## BEGIN EXTRACTED RECORDS

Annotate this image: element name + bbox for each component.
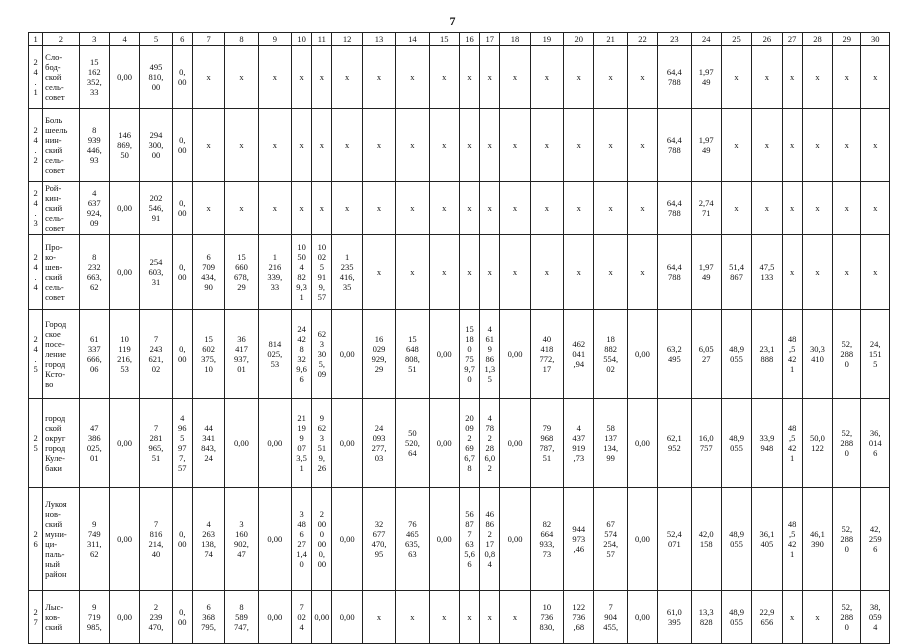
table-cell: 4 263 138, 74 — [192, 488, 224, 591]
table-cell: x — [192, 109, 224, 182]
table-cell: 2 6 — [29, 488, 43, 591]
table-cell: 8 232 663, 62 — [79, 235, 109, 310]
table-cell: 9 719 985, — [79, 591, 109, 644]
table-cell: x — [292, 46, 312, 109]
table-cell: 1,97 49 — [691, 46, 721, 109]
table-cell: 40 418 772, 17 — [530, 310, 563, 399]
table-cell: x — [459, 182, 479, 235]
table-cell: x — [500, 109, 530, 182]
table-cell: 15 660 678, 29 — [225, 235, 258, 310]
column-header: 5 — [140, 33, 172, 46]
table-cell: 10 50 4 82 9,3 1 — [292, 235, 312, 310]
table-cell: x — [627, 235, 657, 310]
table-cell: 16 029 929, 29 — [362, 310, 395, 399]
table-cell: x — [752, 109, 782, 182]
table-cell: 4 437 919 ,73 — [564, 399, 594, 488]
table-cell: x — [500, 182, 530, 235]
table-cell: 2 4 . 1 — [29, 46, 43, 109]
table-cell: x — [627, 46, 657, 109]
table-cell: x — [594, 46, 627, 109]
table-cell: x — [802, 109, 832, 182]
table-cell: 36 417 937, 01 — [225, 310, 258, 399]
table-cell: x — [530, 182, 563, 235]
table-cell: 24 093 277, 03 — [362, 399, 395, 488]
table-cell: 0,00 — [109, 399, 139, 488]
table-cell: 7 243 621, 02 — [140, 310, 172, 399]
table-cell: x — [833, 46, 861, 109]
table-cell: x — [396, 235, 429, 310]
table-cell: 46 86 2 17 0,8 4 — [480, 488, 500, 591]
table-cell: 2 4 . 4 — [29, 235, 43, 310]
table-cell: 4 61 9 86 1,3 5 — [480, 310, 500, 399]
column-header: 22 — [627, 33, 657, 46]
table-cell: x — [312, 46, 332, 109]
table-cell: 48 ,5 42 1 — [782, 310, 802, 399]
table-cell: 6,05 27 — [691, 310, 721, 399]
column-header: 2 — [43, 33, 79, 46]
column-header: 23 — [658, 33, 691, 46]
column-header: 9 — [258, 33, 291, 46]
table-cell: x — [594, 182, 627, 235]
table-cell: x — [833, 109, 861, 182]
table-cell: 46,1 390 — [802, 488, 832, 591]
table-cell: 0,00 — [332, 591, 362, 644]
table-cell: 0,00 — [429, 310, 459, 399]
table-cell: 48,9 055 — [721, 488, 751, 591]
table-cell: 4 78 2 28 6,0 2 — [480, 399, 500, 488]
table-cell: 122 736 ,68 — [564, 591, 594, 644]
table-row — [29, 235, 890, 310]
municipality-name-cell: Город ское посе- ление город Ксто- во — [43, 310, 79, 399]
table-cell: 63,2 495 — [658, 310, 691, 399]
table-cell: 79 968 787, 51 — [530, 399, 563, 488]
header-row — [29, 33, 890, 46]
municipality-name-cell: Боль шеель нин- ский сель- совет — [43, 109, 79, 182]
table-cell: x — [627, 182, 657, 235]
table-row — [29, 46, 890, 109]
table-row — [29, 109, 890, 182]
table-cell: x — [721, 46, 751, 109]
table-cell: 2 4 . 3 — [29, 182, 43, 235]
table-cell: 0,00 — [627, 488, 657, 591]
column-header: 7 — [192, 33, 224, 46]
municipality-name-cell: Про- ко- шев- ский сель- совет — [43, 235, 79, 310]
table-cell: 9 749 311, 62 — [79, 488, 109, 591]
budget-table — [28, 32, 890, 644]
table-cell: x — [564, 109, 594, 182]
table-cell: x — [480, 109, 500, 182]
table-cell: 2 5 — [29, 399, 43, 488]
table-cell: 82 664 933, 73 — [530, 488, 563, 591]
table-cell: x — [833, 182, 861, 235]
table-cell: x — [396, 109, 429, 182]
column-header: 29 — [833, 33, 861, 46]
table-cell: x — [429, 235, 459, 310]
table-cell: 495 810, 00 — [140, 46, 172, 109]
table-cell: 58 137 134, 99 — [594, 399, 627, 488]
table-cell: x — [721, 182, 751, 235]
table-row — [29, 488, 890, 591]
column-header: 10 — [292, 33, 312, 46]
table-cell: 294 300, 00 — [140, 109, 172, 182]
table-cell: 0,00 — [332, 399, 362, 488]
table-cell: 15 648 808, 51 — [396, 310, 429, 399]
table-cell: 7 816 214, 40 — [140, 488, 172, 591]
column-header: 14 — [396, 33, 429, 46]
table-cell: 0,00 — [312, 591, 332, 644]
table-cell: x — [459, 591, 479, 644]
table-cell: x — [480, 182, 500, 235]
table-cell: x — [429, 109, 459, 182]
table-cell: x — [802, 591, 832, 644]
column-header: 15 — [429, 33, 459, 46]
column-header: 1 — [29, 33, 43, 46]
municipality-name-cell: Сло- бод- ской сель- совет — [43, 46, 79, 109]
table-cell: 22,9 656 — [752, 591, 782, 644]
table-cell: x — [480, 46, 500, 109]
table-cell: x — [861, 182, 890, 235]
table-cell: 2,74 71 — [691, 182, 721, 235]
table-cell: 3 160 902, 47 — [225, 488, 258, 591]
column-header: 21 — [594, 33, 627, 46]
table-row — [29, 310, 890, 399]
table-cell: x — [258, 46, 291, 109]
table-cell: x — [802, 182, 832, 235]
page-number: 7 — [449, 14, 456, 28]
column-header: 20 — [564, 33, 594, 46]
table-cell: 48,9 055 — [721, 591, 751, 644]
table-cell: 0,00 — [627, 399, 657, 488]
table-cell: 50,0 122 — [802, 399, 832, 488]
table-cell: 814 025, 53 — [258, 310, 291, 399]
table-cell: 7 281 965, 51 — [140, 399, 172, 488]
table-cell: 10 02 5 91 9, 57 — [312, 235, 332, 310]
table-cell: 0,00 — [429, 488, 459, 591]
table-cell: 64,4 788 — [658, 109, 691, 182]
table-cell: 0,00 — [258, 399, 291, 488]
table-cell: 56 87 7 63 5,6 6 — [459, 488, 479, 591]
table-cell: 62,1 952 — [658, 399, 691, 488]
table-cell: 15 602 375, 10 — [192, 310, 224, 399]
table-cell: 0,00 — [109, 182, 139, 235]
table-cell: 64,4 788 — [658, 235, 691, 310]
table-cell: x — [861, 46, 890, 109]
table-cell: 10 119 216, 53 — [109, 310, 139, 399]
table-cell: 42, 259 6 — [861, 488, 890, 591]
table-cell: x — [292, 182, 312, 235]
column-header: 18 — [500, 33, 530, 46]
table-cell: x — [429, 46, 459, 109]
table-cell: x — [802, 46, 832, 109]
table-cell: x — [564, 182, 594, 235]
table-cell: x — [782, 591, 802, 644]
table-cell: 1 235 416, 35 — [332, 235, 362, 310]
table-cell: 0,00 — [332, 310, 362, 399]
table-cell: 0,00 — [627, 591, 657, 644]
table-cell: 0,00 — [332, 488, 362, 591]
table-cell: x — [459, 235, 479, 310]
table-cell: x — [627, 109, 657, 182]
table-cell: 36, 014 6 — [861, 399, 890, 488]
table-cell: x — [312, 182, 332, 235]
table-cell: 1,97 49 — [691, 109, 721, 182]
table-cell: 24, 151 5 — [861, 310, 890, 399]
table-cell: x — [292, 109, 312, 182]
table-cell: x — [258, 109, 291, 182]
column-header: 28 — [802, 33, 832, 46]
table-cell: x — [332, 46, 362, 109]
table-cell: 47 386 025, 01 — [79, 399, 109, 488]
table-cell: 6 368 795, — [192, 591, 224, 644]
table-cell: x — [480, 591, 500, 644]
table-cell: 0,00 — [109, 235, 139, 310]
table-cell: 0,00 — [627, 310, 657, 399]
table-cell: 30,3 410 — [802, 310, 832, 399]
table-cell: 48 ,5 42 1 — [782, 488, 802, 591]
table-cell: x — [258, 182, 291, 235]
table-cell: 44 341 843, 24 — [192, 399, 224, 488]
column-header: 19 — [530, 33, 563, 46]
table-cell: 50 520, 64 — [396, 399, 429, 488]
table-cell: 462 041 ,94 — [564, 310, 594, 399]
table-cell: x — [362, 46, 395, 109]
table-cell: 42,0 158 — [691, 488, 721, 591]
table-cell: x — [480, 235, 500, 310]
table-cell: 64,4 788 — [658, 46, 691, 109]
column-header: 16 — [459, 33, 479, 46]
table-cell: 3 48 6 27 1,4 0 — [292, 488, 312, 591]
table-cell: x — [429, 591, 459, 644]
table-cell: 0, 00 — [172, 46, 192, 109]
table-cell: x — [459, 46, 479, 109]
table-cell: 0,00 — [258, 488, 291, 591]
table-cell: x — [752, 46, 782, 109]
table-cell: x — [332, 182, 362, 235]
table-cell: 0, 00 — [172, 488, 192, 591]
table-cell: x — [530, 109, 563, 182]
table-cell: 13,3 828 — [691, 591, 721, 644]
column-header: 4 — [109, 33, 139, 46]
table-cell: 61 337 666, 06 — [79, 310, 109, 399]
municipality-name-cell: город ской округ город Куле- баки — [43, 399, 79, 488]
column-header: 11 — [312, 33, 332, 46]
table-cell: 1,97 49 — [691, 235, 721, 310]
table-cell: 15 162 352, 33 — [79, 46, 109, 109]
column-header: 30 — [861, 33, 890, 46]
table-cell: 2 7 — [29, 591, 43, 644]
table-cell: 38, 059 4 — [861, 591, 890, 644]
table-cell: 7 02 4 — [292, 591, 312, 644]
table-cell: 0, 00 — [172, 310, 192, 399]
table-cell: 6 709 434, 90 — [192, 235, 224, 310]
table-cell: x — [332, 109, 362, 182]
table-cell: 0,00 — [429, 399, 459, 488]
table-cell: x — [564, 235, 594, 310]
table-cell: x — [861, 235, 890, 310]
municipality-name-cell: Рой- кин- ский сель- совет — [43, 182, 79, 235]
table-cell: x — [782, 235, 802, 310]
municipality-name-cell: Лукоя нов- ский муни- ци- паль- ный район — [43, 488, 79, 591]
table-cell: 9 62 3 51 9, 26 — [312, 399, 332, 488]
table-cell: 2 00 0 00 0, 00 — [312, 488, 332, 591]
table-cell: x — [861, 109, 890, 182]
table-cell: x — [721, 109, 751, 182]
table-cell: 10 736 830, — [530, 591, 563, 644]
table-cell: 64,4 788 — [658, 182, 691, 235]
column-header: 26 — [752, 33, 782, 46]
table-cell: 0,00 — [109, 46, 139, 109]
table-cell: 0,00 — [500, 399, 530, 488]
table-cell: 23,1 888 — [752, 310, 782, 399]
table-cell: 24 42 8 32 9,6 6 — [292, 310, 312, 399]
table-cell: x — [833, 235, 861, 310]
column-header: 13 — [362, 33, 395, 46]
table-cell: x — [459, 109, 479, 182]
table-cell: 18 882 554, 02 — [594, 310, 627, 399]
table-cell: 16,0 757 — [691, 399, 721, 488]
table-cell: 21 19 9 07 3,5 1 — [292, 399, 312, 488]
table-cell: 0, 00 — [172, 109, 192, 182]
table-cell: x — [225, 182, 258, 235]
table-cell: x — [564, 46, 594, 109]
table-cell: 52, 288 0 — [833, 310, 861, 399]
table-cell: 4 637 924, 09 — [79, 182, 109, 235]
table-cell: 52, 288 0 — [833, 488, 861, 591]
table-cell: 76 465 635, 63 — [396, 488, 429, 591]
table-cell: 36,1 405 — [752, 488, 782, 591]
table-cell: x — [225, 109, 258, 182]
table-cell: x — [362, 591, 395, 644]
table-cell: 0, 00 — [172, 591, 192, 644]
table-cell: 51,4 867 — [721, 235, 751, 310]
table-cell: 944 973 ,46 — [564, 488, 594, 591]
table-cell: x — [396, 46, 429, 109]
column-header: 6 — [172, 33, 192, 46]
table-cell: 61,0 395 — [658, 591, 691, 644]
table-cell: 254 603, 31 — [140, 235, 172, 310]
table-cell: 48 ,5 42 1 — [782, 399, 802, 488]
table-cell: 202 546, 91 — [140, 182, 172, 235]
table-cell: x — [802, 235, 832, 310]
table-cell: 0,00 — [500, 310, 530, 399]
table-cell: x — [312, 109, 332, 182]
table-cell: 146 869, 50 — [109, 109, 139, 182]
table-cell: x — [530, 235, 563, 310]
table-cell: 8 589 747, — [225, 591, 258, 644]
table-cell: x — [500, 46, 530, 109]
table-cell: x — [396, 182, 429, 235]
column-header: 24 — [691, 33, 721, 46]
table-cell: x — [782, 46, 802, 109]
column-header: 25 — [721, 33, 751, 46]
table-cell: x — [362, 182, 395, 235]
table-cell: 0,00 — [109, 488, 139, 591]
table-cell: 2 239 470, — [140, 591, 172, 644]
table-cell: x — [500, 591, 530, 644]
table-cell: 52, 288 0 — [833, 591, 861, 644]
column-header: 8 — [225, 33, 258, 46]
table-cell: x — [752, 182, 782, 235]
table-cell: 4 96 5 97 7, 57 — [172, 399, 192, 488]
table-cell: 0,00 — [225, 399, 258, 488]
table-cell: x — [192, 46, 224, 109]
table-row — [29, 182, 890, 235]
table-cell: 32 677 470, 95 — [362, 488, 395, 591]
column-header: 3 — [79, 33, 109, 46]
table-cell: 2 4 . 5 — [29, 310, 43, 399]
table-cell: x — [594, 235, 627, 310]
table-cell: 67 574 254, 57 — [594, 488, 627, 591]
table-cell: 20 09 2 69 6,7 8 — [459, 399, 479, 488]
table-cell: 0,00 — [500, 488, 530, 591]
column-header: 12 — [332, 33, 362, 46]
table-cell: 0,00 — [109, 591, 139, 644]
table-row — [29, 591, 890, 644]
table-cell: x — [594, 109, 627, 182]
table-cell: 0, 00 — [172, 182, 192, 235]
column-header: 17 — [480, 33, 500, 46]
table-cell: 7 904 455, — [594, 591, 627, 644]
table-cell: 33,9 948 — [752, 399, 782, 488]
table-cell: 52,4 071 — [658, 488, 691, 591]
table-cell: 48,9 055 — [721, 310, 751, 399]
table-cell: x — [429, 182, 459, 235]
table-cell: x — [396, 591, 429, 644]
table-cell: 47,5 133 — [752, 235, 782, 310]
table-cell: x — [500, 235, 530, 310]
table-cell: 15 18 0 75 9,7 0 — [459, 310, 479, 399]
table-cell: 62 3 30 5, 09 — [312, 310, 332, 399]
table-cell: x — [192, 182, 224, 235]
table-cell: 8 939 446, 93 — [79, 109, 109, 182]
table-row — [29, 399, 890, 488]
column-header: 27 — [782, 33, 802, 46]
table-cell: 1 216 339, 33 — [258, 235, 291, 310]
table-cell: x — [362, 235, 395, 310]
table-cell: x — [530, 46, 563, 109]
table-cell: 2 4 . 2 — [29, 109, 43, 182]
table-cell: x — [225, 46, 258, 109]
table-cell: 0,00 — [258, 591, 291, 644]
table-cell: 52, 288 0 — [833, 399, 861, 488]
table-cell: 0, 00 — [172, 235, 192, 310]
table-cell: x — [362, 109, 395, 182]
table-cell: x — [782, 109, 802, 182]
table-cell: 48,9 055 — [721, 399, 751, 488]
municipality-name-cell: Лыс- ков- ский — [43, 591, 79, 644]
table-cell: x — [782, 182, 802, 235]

## END EXTRACTED RECORDS

> WORK REQUIRED
How many lines of the items above contain the string "ский"? Reply with the number only.

> FINAL RESULT
5